◆ Given records
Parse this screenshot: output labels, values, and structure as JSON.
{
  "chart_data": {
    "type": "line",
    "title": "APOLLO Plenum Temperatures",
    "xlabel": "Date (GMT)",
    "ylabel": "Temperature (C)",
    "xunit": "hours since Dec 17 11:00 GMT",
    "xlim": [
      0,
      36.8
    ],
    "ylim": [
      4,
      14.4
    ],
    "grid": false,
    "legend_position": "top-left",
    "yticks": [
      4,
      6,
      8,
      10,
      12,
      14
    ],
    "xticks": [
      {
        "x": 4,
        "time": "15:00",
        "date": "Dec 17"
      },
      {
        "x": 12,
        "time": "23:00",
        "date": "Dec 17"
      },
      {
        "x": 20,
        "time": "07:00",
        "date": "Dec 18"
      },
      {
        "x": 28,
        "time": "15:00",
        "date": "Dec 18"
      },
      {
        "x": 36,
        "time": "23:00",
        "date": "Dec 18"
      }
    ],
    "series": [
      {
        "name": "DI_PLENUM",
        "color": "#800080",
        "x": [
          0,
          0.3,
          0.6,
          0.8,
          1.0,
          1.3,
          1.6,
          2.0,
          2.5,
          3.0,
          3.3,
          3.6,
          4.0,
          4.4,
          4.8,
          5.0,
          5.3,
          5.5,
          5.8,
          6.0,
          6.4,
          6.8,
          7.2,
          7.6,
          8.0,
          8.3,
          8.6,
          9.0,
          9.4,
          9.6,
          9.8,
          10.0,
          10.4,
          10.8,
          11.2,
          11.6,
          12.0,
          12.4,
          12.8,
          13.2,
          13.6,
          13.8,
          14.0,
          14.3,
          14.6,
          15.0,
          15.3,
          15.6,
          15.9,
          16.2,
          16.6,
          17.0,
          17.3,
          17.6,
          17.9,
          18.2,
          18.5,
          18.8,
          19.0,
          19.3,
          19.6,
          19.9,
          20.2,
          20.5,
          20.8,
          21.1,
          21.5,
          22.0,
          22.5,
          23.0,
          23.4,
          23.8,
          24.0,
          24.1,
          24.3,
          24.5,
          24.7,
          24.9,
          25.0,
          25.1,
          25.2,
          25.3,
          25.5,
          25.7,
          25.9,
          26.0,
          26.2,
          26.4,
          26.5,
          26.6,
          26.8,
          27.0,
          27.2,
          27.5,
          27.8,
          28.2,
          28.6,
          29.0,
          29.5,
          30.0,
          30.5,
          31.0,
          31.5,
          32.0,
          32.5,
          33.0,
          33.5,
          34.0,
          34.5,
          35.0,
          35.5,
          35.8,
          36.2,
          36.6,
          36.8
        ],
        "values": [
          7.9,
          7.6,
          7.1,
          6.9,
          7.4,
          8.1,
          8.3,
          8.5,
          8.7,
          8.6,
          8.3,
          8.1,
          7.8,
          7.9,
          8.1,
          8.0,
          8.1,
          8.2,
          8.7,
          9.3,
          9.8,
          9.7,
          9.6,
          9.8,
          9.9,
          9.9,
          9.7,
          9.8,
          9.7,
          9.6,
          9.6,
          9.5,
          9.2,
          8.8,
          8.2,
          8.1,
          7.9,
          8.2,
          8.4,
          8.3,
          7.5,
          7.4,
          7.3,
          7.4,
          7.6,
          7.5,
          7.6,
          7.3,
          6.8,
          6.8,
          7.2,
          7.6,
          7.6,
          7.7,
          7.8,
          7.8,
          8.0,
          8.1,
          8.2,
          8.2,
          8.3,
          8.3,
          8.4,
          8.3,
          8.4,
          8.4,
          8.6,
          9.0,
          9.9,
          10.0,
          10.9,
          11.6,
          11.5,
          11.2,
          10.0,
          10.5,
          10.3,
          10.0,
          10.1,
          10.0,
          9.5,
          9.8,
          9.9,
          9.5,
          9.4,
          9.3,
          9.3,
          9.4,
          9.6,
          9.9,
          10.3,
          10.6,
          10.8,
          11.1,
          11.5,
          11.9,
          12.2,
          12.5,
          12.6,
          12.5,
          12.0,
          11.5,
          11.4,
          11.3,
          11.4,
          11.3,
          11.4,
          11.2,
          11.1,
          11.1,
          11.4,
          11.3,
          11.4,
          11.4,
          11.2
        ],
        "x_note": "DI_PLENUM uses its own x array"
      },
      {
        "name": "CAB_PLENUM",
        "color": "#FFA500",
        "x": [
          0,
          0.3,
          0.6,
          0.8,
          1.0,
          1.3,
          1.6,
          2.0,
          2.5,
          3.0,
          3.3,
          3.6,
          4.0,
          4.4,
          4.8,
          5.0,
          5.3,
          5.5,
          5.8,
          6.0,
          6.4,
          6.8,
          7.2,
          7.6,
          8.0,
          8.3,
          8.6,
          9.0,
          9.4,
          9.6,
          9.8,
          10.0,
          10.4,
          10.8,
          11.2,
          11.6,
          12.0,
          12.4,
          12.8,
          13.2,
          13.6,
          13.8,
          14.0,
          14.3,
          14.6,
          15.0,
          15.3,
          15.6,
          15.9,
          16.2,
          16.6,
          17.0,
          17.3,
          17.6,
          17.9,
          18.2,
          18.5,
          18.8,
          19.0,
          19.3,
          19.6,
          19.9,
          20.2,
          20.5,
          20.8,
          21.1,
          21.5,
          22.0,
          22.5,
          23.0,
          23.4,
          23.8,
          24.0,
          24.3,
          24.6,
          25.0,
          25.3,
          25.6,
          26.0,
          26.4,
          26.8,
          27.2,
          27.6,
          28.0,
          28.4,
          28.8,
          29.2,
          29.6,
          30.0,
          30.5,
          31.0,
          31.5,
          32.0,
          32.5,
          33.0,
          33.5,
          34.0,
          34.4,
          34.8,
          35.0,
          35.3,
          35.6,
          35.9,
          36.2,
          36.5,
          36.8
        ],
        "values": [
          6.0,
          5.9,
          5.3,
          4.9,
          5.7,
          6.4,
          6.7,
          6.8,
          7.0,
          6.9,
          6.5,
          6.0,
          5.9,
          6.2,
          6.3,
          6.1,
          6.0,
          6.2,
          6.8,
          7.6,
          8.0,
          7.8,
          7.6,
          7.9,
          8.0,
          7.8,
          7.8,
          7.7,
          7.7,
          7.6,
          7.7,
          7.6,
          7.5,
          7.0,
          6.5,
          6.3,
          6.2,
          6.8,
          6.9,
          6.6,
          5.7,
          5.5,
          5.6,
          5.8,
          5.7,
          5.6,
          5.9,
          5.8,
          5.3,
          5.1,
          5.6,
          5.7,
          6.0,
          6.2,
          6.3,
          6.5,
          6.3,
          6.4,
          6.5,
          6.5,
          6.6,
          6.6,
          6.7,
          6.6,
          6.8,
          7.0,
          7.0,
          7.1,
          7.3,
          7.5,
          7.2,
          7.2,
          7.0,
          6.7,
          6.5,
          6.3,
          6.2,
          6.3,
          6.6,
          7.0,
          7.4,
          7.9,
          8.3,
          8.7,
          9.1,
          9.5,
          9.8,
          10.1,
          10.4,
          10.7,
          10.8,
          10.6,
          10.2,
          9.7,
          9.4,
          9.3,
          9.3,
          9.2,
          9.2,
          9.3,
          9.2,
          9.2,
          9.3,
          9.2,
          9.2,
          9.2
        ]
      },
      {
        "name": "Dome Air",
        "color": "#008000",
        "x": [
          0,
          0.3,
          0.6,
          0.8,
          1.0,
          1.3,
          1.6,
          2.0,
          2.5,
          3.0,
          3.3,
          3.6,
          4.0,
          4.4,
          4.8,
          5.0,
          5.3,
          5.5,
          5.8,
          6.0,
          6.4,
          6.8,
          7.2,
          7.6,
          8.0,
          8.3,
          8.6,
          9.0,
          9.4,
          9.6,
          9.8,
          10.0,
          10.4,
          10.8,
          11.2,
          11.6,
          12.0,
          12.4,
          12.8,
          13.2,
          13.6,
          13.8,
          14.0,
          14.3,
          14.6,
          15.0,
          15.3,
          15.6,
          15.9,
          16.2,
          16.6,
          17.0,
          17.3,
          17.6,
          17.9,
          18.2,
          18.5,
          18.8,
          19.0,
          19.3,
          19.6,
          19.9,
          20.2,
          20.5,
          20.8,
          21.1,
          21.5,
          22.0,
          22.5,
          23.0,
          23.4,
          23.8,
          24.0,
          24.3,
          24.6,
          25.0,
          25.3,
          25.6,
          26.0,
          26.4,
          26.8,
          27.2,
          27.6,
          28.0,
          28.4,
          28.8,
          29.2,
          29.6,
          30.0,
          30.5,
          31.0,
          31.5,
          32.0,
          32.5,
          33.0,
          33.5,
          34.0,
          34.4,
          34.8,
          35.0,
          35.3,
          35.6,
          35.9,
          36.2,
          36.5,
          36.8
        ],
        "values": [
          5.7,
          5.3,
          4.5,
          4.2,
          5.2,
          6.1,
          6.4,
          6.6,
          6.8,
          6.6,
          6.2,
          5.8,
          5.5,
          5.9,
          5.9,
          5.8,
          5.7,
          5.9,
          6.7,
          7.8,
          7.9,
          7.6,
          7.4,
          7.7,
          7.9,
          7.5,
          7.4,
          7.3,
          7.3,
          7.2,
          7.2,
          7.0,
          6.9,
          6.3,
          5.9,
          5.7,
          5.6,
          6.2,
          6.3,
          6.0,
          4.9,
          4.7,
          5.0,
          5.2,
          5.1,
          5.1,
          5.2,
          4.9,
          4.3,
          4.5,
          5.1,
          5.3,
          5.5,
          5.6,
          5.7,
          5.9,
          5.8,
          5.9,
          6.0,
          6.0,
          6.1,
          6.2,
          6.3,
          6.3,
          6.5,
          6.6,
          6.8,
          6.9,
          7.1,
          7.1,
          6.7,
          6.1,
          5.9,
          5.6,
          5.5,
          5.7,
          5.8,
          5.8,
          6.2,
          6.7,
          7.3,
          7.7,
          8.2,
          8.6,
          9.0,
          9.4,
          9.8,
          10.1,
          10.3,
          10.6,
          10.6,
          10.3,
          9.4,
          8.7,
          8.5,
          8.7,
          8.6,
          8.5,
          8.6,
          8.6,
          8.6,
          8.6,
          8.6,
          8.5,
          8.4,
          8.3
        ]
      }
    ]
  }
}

◆ Written exercise
List all lines where "color" occurs.

◆ Final result
        "color": "#800080",
        "color": "#FFA500",
        "color": "#008000",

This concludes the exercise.